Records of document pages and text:

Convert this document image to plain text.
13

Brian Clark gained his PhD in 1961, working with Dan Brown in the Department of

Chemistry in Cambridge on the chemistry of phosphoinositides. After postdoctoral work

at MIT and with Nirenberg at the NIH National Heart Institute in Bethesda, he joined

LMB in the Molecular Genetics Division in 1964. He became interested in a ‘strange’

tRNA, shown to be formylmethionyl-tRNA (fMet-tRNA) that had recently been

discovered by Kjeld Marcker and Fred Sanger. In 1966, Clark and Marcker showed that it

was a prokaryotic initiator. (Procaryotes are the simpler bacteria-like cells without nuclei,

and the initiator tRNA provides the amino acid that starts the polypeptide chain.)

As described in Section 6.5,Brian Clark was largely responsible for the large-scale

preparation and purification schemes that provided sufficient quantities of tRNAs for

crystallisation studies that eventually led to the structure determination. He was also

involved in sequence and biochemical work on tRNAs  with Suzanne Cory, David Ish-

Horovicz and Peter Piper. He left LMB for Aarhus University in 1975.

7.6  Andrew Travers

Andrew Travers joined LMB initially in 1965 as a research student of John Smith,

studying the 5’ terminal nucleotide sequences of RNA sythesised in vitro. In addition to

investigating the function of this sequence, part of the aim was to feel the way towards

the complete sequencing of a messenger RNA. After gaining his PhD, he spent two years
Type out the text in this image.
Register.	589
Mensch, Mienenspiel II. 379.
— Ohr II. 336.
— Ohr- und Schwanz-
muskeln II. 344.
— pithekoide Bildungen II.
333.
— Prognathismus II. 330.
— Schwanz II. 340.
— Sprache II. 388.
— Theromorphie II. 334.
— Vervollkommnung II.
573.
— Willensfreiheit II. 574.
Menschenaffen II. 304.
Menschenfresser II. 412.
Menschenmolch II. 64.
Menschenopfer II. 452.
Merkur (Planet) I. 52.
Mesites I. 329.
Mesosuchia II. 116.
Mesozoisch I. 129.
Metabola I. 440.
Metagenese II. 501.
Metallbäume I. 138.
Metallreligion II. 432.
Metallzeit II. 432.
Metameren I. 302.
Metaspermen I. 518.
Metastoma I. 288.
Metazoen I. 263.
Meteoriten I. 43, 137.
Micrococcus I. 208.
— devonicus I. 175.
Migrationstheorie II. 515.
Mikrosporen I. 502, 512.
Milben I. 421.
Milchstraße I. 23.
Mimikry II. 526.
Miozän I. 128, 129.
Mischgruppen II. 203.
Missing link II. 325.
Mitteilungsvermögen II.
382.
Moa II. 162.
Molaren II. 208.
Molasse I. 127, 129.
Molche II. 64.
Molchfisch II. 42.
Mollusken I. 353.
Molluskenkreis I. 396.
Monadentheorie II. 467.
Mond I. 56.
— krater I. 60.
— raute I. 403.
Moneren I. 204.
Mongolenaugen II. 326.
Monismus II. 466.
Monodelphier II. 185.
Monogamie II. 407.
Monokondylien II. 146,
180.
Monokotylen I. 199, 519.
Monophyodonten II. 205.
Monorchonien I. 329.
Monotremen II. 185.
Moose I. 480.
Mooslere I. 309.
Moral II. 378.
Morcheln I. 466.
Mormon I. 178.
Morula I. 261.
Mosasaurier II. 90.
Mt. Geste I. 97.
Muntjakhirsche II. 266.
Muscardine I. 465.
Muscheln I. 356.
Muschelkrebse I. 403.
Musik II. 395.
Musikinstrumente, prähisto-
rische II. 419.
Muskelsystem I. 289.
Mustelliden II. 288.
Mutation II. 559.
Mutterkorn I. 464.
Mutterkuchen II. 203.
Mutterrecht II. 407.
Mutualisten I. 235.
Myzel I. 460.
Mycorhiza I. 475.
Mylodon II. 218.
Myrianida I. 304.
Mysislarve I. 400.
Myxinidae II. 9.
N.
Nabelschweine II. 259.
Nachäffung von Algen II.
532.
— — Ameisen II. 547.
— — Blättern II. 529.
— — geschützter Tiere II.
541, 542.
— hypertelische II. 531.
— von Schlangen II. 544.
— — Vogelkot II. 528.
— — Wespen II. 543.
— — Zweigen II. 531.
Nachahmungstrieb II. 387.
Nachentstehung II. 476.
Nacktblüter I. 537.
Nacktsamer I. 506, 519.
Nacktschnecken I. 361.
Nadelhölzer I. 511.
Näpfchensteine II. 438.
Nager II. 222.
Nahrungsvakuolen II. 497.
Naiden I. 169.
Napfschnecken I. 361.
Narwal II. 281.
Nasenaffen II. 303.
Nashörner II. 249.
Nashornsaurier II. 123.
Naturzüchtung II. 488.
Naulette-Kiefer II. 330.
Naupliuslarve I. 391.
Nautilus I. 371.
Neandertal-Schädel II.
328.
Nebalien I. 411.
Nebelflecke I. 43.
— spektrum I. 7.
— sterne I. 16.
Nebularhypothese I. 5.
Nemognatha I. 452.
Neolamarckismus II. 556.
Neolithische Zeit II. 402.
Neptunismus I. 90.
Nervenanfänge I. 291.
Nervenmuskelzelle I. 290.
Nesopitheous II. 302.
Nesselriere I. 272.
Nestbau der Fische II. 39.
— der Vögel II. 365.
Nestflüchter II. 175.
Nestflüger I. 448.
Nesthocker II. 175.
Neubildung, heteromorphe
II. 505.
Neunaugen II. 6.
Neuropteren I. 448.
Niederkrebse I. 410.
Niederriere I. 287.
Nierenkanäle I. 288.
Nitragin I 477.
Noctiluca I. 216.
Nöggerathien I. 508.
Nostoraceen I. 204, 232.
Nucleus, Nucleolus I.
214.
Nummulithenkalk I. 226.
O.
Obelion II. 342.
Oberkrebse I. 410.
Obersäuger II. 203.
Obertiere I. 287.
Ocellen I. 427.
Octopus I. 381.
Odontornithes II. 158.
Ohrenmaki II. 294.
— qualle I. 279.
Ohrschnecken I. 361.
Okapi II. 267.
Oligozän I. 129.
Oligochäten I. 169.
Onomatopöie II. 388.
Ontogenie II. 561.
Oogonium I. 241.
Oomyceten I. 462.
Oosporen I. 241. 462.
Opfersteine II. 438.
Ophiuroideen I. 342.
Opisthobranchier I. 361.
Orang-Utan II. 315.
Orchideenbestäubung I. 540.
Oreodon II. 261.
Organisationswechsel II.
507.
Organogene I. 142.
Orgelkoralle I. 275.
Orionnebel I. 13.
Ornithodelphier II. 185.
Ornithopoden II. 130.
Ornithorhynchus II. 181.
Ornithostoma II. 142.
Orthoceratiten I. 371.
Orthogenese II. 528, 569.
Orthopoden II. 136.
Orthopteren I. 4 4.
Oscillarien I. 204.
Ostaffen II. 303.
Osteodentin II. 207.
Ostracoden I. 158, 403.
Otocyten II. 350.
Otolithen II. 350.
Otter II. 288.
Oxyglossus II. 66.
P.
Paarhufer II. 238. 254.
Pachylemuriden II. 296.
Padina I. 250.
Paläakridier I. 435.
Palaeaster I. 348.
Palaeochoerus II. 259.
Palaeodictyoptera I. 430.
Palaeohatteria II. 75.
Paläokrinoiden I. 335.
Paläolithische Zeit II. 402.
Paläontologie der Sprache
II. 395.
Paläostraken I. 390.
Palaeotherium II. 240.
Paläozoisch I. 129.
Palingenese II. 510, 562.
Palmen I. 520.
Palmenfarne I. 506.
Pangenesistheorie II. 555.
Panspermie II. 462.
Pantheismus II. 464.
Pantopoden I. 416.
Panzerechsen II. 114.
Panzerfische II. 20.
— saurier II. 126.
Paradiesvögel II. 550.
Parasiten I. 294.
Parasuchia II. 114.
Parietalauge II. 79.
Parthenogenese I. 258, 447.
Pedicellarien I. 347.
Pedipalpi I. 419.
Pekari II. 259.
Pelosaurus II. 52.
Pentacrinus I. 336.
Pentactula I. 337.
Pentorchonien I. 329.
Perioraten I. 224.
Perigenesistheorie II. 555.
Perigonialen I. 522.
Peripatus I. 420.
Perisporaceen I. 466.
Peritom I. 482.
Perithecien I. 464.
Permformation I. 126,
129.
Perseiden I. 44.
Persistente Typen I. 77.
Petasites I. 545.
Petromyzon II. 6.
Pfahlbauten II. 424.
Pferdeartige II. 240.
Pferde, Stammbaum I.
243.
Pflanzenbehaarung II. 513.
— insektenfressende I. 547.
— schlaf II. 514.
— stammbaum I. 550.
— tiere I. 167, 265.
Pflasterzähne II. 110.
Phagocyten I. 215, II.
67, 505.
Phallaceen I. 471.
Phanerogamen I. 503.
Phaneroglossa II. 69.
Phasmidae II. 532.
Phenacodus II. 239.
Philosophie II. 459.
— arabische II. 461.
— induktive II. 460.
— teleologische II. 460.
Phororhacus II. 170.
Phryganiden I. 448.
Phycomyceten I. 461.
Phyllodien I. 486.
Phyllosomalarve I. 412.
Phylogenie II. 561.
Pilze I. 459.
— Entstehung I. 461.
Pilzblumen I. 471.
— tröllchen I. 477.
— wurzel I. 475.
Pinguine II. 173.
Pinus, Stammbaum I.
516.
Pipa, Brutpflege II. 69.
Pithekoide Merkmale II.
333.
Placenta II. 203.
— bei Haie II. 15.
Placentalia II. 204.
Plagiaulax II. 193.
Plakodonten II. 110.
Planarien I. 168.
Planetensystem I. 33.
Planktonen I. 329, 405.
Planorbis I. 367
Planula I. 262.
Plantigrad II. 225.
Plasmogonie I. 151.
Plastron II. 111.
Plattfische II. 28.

Exercise details → Go through the entries above, and wherever a line holds the word "image", copy that line.

Result for this exercise →
Convert this document image to plain text.
Type out the text in this image.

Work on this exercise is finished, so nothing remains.